▽
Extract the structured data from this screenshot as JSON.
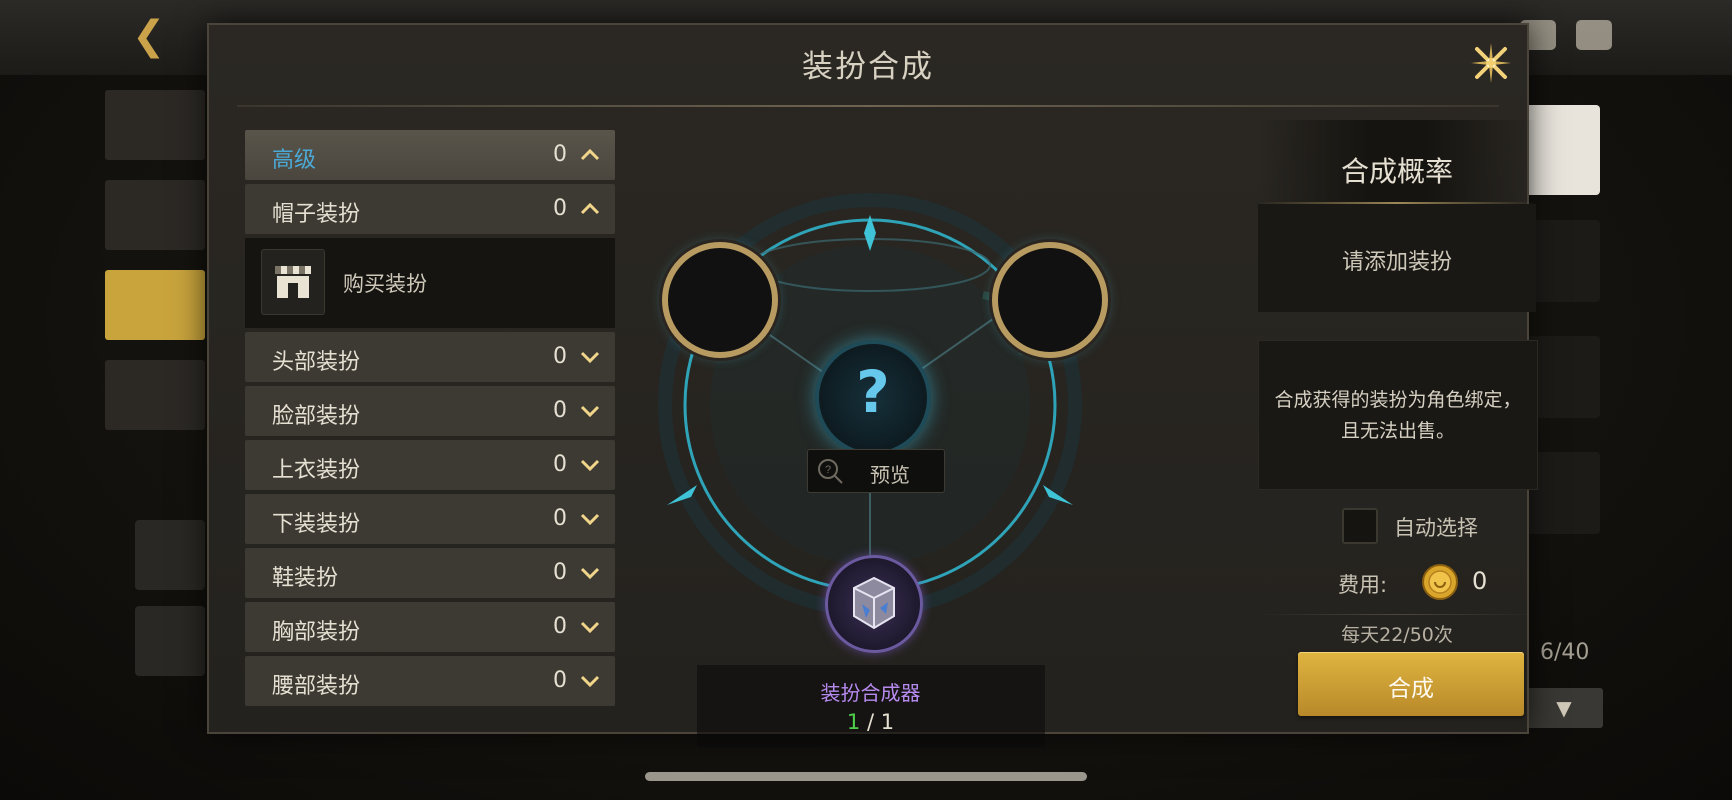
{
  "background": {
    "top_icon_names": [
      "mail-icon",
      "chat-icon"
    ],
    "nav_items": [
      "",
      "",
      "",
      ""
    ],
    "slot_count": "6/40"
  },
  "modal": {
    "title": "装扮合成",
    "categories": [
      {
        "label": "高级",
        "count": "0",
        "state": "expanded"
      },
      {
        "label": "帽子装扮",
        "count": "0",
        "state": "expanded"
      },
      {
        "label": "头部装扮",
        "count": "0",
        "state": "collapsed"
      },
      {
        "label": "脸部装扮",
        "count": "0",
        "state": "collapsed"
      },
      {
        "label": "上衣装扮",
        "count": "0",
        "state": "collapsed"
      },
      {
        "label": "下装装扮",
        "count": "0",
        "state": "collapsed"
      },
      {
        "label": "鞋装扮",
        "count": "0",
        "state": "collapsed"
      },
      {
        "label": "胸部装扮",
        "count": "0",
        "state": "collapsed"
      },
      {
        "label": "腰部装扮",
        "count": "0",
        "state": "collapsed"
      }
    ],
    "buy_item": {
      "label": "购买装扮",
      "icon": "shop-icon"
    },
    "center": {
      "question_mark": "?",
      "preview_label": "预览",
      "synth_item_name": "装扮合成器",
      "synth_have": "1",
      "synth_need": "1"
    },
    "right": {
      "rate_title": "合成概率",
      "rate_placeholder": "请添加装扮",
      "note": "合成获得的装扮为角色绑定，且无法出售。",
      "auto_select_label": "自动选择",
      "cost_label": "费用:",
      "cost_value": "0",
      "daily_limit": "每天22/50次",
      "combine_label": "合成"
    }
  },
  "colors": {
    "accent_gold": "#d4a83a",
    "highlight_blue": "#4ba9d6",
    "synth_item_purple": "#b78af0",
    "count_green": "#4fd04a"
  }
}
△
**Task brief:** Reproduce the entries above exactly. Do not include the images.

**Written reply:**
Extract the structured data from this screenshot as JSON.
{
  "background": {
    "top_icon_names": [
      "mail-icon",
      "chat-icon"
    ],
    "nav_items": [
      "",
      "",
      "",
      ""
    ],
    "slot_count": "6/40"
  },
  "modal": {
    "title": "装扮合成",
    "categories": [
      {
        "label": "高级",
        "count": "0",
        "state": "expanded"
      },
      {
        "label": "帽子装扮",
        "count": "0",
        "state": "expanded"
      },
      {
        "label": "头部装扮",
        "count": "0",
        "state": "collapsed"
      },
      {
        "label": "脸部装扮",
        "count": "0",
        "state": "collapsed"
      },
      {
        "label": "上衣装扮",
        "count": "0",
        "state": "collapsed"
      },
      {
        "label": "下装装扮",
        "count": "0",
        "state": "collapsed"
      },
      {
        "label": "鞋装扮",
        "count": "0",
        "state": "collapsed"
      },
      {
        "label": "胸部装扮",
        "count": "0",
        "state": "collapsed"
      },
      {
        "label": "腰部装扮",
        "count": "0",
        "state": "collapsed"
      }
    ],
    "buy_item": {
      "label": "购买装扮",
      "icon": "shop-icon"
    },
    "center": {
      "question_mark": "?",
      "preview_label": "预览",
      "synth_item_name": "装扮合成器",
      "synth_have": "1",
      "synth_need": "1"
    },
    "right": {
      "rate_title": "合成概率",
      "rate_placeholder": "请添加装扮",
      "note": "合成获得的装扮为角色绑定，且无法出售。",
      "auto_select_label": "自动选择",
      "cost_label": "费用:",
      "cost_value": "0",
      "daily_limit": "每天22/50次",
      "combine_label": "合成"
    }
  },
  "colors": {
    "accent_gold": "#d4a83a",
    "highlight_blue": "#4ba9d6",
    "synth_item_purple": "#b78af0",
    "count_green": "#4fd04a"
  }
}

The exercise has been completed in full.